■ Task prompt: Lift every line from the entries that includes the word "Created".

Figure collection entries
▼▼▼

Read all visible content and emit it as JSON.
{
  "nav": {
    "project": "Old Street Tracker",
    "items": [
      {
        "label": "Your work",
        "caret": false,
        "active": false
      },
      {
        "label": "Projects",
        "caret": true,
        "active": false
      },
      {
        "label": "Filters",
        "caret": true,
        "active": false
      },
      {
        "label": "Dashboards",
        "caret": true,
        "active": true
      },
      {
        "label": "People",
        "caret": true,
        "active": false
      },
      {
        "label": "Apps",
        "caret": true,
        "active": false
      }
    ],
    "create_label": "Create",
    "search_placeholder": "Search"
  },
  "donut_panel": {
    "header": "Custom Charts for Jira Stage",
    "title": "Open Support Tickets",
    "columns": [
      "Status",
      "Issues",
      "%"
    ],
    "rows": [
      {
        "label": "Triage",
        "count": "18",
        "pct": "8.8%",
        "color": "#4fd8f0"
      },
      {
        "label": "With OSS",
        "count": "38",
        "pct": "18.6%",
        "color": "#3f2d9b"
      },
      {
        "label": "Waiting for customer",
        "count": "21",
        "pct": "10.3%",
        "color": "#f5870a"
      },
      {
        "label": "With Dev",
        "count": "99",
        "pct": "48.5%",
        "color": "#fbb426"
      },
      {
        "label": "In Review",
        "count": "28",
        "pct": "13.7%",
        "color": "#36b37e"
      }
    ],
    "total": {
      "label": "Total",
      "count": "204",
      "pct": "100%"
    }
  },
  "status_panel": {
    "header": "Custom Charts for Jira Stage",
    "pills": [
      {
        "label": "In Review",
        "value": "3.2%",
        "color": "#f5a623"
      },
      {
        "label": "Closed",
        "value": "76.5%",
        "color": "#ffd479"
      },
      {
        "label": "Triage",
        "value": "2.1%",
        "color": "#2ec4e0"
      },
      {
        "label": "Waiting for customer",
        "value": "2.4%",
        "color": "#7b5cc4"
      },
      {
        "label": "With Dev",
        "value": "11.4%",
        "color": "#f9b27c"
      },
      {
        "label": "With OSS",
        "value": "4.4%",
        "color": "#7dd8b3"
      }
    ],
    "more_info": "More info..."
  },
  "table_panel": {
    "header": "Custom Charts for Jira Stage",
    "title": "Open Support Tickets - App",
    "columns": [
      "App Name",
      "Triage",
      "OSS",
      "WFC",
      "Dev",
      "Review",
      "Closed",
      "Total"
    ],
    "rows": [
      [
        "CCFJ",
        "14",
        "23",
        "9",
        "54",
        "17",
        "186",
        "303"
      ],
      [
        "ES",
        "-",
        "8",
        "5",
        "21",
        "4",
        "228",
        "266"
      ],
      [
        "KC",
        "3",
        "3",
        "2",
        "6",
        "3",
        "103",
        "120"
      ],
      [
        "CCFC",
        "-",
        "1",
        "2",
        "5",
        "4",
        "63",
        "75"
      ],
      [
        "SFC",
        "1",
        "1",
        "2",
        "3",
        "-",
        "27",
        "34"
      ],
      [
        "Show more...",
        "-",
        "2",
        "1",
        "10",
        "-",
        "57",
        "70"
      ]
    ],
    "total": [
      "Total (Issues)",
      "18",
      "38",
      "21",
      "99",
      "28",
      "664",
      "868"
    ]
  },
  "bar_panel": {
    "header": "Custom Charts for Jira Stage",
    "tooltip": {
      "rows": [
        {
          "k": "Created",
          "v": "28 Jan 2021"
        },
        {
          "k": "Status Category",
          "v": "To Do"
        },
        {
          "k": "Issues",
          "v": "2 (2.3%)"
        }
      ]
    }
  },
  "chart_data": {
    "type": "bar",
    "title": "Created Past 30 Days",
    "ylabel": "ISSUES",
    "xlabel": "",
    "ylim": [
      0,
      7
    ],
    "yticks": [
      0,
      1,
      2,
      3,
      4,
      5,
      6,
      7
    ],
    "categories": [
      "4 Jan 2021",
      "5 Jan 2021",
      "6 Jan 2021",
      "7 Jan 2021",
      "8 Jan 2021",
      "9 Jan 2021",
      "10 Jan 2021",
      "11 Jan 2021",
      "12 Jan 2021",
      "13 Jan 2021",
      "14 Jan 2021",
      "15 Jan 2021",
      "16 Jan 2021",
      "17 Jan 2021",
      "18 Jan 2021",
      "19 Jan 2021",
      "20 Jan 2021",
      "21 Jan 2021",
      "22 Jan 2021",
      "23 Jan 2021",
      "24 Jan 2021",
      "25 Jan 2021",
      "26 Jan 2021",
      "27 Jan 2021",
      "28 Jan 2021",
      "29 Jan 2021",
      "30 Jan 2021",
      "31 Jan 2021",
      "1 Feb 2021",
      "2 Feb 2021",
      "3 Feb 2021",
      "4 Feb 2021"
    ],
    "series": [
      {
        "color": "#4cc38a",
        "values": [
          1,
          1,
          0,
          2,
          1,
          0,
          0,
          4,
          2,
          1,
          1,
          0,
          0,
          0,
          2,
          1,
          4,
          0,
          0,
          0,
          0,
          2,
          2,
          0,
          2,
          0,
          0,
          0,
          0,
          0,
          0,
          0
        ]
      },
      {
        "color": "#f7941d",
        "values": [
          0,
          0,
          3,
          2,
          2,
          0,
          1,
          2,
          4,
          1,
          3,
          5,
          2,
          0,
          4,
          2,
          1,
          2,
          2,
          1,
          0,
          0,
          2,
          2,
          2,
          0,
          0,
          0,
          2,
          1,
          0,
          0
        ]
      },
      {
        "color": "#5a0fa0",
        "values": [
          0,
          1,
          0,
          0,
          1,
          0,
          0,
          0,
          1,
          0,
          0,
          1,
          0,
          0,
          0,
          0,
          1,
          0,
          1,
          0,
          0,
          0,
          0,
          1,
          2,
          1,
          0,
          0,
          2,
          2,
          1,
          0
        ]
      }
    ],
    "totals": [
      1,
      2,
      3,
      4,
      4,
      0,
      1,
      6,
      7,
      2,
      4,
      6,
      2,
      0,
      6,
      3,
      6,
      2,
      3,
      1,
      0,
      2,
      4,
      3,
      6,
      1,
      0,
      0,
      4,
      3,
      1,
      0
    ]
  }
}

▲▲▲

■ Output for this exercise:
          "k": "Created",
    "title": "Created Past 30 Days",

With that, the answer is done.